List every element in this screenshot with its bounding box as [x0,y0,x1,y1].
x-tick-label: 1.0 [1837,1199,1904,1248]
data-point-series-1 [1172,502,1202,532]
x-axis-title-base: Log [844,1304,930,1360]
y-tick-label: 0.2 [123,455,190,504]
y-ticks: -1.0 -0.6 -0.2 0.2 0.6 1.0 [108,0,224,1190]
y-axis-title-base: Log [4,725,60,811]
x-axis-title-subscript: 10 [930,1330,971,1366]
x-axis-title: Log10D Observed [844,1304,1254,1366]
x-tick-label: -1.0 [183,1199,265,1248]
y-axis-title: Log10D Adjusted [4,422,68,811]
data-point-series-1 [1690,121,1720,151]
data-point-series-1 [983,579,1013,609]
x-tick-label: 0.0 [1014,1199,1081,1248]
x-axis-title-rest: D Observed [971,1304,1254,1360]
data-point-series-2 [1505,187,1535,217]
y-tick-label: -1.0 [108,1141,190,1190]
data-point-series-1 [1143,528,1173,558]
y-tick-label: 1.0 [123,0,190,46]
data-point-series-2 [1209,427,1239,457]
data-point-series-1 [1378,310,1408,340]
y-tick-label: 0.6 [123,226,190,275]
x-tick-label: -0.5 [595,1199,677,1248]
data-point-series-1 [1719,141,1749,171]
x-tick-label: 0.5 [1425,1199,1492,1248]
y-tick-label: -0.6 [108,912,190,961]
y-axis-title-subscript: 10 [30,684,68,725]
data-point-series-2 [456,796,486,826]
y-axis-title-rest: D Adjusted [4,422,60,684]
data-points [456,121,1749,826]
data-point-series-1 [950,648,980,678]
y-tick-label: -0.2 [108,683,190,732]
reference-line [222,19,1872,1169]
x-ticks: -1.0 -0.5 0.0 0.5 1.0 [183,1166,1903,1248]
☆ ☆ ☆ ☆ ☆ ☆ ☆
**What the task requires:**
Return all the records above line for line, with every character unchanged.

**Answer below:**
List every element in this screenshot with its bounding box as [x0,y0,x1,y1].
x-tick-label: 1.0 [1837,1199,1904,1248]
data-point-series-1 [1172,502,1202,532]
x-axis-title-base: Log [844,1304,930,1360]
y-tick-label: 0.2 [123,455,190,504]
y-ticks: -1.0 -0.6 -0.2 0.2 0.6 1.0 [108,0,224,1190]
y-axis-title-base: Log [4,725,60,811]
x-axis-title-subscript: 10 [930,1330,971,1366]
x-axis-title: Log10D Observed [844,1304,1254,1366]
x-tick-label: -1.0 [183,1199,265,1248]
y-axis-title: Log10D Adjusted [4,422,68,811]
data-point-series-1 [1690,121,1720,151]
data-point-series-1 [983,579,1013,609]
x-tick-label: 0.0 [1014,1199,1081,1248]
x-axis-title-rest: D Observed [971,1304,1254,1360]
data-point-series-2 [1505,187,1535,217]
y-tick-label: -1.0 [108,1141,190,1190]
data-point-series-1 [1143,528,1173,558]
y-tick-label: 1.0 [123,0,190,46]
data-point-series-2 [1209,427,1239,457]
data-point-series-1 [1378,310,1408,340]
y-tick-label: 0.6 [123,226,190,275]
x-tick-label: -0.5 [595,1199,677,1248]
data-point-series-1 [1719,141,1749,171]
x-tick-label: 0.5 [1425,1199,1492,1248]
y-tick-label: -0.6 [108,912,190,961]
y-axis-title-subscript: 10 [30,684,68,725]
data-point-series-2 [456,796,486,826]
y-axis-title-rest: D Adjusted [4,422,60,684]
data-points [456,121,1749,826]
data-point-series-1 [950,648,980,678]
y-tick-label: -0.2 [108,683,190,732]
reference-line [222,19,1872,1169]
x-ticks: -1.0 -0.5 0.0 0.5 1.0 [183,1166,1903,1248]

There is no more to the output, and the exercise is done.